Start of Passage given
The month-long Origin 1st Irish Theatre Festival, the world's only festival devoted to producing the plays of contemporary Irish playwrights from around the world, runs four weeks from January 7 to February 3, 2020. A total 15 events, including seven mainstage productions from Belfast, Dublin, Wexford, and Manhattan and Queens, will be seen in- and out-of-competition. Among the productions, three are American premieres; two are world premieres. 15 contemporary Irish writers are represented with work in the Festival.

Origin 1st Irish 2020 takes place in a number of distinguished venues across New York City, including the 59E59 Theaters, Irish Repertory Theatre (two theatres), The American Irish Historical Society, Scandinavia House, The NY Irish Center, A.R.T. New York, The Secret Theatre, The National Arts Club, The Cutting Room, Symphony Space, Swift Hibernian Lounge, The Alchemical Studios, The Irish Consulate, and NYU's Glucksman Ireland House. (For tickets on sale now and festival schedule visit www.origintheatre.org )

Produced by Origin Theatre Company, now in its 17th season, Origin 1st Irish is a highly curated festival that mixes brand new and recently acclaimed productions and special projects from both sides of the Atlantic. Since its founding in 2008, the Festival has been recognized for its focused size, and emphasis on audience engagement through mainstage productions, events, panels and workshops. Its Next Generation and Breaking Ground series have proven to be launch-pads for new projects developed collaboratively by artists from different cities, that have gone on to further success and acclaim. In 2015 The NY Times called Origin's 1st Irish "an important event that offers New York theatergoers the chance to see fascinating new work."

A competitive festival, this year's Origin 1st Irish culminates in a Closing Night Ceremony on Monday February 3, 2020. Here the Best of Festival Awards, chosen by the festival's blue-ribbon panel of judges (whose names will be announced soon), will be handed out.

Origin 1st Irish 2020 kicks off on Wednesday January 8 at 6:30pm at its Official Launch Party welcoming Festival participants and partners at The Irish Consulate. By invitation only.
End of Passage given
Start of Dataset records
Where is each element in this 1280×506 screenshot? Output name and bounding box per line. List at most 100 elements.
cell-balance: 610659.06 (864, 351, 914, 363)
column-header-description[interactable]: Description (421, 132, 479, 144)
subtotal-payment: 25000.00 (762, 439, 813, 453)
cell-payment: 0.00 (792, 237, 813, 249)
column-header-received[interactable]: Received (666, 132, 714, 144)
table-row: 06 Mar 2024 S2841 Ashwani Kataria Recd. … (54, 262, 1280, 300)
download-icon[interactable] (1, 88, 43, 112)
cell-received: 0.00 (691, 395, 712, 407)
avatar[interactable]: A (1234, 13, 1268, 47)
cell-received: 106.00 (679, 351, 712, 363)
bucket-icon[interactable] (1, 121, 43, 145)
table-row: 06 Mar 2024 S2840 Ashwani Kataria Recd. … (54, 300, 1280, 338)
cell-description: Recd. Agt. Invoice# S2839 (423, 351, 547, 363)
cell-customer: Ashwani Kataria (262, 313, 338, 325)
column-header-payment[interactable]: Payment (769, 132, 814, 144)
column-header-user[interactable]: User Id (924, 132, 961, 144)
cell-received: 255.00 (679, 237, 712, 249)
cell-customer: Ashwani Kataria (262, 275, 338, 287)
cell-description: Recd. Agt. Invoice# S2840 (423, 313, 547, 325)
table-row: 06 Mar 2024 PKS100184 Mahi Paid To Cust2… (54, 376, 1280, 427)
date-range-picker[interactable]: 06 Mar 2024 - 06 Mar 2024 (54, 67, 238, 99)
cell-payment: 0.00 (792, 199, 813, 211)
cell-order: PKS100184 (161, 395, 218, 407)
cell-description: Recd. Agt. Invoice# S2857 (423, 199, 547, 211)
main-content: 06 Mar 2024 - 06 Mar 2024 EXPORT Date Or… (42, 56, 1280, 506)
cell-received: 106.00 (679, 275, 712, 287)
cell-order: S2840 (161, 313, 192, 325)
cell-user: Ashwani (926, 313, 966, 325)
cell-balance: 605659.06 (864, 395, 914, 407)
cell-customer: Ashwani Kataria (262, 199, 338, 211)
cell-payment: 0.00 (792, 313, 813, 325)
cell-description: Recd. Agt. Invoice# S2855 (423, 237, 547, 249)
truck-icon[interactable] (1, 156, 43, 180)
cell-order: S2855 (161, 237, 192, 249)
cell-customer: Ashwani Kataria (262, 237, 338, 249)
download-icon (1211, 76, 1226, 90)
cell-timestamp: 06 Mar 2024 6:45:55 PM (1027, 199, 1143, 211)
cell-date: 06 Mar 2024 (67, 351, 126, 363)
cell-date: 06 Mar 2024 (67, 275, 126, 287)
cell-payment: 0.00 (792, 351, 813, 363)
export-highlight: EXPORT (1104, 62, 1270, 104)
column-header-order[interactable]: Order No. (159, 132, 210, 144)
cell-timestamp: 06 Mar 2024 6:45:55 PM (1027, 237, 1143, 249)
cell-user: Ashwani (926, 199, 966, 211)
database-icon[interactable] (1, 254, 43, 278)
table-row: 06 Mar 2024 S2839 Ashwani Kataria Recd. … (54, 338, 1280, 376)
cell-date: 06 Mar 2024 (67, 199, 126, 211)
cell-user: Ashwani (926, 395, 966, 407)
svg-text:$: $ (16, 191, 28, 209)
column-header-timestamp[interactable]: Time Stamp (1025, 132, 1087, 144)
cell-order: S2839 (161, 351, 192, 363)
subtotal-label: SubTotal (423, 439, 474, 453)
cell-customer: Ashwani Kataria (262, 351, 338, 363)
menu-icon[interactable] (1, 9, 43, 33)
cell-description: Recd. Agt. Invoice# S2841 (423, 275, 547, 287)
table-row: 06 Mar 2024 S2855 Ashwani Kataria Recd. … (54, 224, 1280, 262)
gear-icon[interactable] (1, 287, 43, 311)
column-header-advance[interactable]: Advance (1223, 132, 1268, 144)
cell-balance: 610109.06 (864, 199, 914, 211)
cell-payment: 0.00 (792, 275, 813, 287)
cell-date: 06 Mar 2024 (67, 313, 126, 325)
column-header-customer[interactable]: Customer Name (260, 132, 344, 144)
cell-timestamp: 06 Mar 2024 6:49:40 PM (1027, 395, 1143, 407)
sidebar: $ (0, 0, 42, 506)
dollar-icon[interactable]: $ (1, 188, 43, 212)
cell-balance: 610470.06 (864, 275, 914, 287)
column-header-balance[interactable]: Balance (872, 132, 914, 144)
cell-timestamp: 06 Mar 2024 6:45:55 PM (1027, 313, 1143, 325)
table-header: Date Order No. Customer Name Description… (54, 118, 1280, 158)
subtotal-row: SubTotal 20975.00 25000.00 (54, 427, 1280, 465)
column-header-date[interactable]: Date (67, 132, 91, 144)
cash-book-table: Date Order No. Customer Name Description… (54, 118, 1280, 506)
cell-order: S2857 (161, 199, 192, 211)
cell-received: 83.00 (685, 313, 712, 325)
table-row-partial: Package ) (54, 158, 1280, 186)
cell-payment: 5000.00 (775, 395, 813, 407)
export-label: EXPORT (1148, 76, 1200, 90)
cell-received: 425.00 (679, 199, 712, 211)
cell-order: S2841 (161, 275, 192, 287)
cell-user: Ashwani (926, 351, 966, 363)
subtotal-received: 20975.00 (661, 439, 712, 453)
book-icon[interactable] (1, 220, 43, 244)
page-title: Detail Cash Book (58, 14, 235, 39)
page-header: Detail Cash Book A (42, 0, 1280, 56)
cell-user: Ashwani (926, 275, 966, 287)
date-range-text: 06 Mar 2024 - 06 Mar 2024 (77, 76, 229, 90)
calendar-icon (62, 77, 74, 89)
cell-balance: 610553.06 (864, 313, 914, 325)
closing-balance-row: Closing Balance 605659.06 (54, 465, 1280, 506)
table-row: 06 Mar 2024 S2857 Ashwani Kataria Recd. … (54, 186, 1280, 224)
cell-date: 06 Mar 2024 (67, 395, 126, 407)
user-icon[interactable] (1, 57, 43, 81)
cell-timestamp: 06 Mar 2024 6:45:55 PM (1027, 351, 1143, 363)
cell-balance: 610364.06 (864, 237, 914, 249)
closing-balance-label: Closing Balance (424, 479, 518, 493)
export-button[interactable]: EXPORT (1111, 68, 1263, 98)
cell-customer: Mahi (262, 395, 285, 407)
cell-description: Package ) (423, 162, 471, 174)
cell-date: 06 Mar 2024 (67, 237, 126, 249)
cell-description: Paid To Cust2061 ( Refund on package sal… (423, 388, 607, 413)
End of Dataset records
## Work instructions
a) Can you turn the paragraph of the festival announcement beginning "Produced by Origin Theatre Company" into a short bulleted list that keeps its main facts?
b) Could you output the festival announcement word for word, starting at "A competitive festival, this" and ending at "be handed out."?
Rely only on the festival announcement for what it asks.

## Solutions in order
a)
- Origin Theatre Company, now in its 17th season, produces Origin 1st Irish.
- The highly curated festival mixes brand new and recently acclaimed productions and special projects from both sides of the Atlantic.
- Since its founding in 2008, it has been recognized for its focused size and its emphasis on audience engagement through mainstage productions, events, panels and workshops.
- Its Next Generation and Breaking Ground series have launched new projects developed collaboratively by artists from different cities, which went on to further success and acclaim.
- In 2015 The NY Times called it "an important event that offers New York theatergoers the chance to see fascinating new work."

b)
A competitive festival, this year's Origin 1st Irish culminates in a Closing Night Ceremony on Monday February 3, 2020. Here the Best of Festival Awards, chosen by the festival's blue-ribbon panel of judges (whose names will be announced soon), will be handed out.